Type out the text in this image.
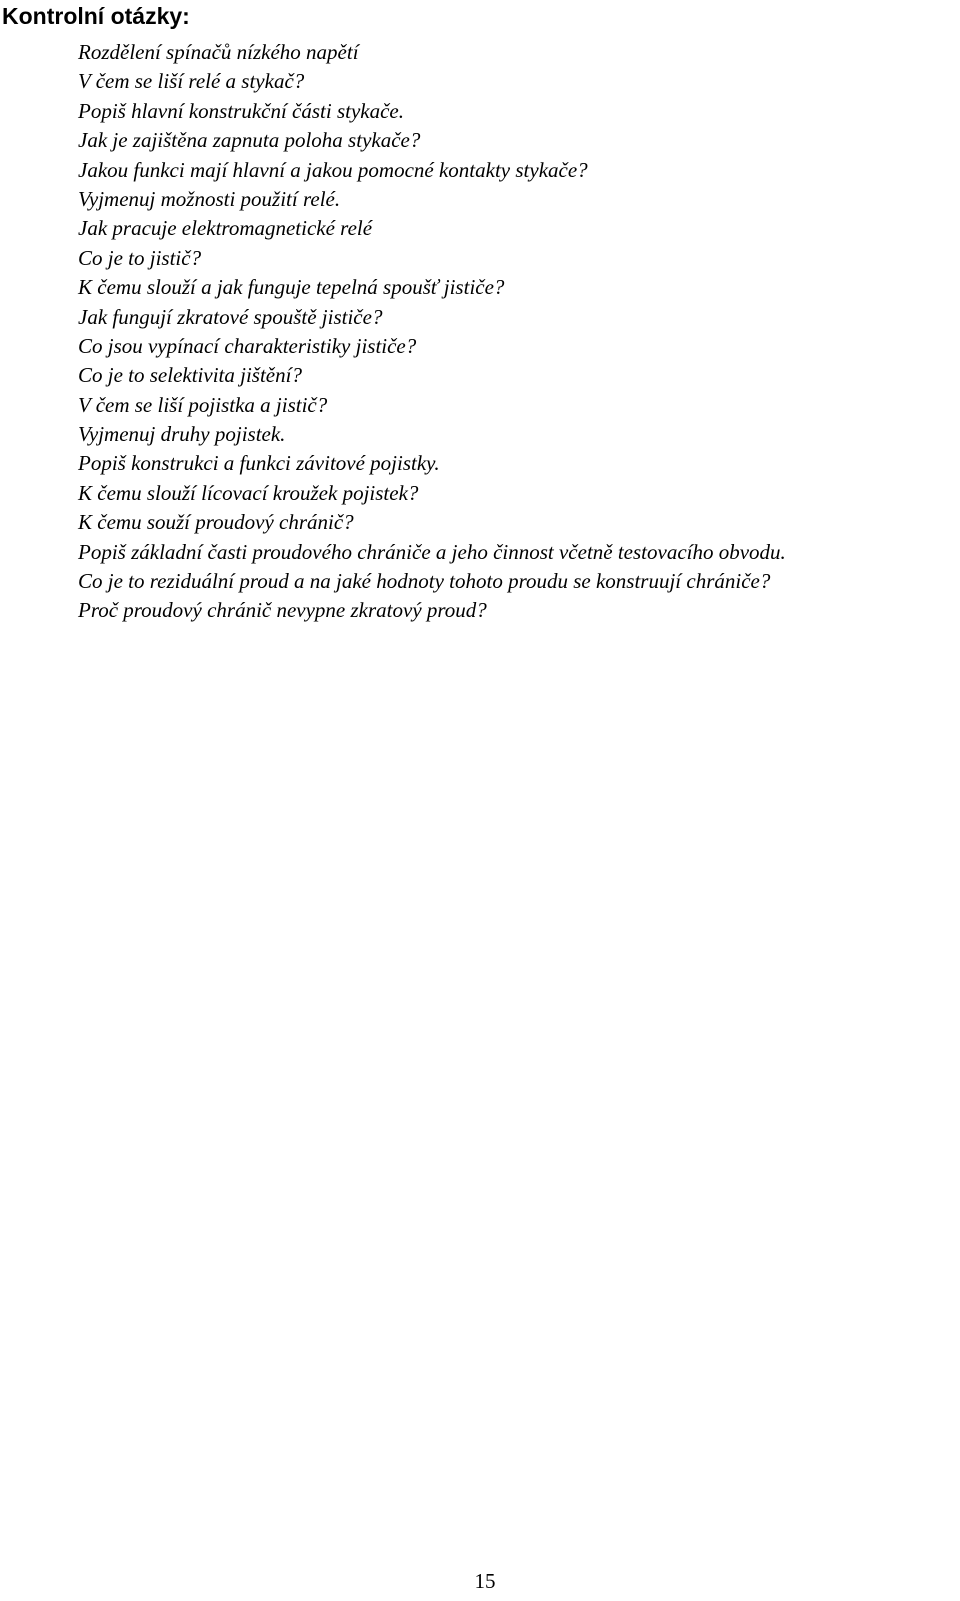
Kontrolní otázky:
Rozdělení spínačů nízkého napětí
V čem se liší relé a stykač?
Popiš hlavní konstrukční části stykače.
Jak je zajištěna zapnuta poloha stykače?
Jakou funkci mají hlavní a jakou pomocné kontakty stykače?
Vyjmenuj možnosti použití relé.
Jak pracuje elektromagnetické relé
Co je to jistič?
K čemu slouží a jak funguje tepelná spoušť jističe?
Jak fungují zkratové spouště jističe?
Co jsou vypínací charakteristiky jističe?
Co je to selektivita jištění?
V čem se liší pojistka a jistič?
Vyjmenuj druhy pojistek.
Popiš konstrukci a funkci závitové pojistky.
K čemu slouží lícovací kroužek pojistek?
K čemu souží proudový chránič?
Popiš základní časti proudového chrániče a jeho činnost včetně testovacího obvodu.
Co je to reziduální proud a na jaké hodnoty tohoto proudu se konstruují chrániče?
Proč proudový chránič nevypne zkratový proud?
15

───

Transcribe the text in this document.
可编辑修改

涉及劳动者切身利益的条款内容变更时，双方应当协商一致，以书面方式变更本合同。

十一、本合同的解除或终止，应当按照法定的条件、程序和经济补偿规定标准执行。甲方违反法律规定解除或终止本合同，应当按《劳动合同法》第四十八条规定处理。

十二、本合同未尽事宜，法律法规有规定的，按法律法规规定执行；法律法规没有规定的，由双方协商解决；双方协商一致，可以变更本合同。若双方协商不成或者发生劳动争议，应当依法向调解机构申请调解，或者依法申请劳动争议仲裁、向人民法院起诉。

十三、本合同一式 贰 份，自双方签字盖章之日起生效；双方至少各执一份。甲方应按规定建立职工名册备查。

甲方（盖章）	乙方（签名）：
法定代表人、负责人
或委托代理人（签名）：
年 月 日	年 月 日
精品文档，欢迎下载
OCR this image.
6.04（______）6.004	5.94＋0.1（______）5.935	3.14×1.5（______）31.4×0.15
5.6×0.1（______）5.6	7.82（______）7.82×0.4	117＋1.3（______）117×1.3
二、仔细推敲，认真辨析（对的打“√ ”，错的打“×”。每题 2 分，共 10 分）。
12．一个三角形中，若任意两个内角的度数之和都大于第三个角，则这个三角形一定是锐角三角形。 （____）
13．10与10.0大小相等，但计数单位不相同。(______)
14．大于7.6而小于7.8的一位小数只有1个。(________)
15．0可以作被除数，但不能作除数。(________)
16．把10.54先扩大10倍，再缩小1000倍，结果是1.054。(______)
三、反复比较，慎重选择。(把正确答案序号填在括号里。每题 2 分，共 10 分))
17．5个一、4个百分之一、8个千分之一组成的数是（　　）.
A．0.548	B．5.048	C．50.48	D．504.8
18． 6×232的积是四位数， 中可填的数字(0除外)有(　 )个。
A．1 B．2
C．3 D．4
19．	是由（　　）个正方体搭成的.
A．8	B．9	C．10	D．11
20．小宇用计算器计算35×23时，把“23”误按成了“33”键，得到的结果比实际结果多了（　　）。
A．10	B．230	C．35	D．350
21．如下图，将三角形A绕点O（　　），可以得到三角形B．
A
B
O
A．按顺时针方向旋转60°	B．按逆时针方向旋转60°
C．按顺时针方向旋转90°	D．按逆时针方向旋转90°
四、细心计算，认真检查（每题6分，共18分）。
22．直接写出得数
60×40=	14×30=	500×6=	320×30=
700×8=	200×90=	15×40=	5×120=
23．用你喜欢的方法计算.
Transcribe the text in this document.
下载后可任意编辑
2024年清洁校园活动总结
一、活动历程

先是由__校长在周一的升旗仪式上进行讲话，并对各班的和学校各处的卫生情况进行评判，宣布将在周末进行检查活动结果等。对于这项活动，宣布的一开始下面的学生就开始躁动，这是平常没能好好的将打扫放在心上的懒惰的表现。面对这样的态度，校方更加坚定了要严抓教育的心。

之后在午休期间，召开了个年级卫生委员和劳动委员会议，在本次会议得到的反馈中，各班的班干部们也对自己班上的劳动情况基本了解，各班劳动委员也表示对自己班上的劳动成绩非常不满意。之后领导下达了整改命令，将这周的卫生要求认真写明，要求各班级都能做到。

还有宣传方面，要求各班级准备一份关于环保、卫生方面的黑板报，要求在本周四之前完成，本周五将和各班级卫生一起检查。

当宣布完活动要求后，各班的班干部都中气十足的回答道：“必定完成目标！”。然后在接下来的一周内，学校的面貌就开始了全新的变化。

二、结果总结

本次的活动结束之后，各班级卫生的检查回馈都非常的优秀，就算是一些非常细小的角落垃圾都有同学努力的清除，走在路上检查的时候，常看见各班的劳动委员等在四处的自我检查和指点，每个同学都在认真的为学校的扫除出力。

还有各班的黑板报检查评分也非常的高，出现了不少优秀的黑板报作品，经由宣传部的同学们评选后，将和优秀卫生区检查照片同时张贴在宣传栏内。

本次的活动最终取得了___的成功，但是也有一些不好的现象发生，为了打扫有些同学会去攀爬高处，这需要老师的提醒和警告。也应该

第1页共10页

───

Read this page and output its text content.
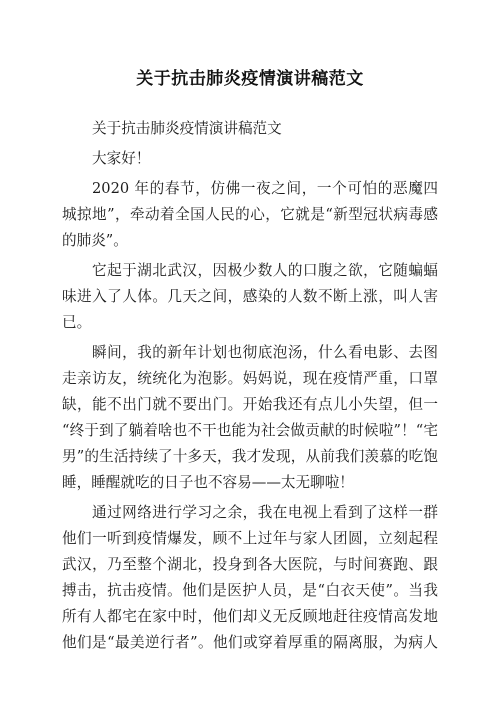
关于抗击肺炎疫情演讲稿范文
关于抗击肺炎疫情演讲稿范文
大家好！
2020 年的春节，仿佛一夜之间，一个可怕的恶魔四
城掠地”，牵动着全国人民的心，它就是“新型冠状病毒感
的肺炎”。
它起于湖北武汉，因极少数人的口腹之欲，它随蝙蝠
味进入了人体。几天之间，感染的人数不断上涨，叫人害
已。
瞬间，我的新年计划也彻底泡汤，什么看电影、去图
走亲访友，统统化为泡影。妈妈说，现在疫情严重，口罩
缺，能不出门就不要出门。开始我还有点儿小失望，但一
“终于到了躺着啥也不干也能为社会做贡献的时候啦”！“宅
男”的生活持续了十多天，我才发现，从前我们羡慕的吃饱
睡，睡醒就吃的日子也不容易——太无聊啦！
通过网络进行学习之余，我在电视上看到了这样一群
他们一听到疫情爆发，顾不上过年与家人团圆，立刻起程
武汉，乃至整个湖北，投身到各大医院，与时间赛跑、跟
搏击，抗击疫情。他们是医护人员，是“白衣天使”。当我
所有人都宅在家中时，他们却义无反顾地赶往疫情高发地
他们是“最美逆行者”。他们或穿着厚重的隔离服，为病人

───

▶ [Stated problem]: State how many lines in the records above contain the word "chrániče", and give only that number.

▶ [Expected output]: 2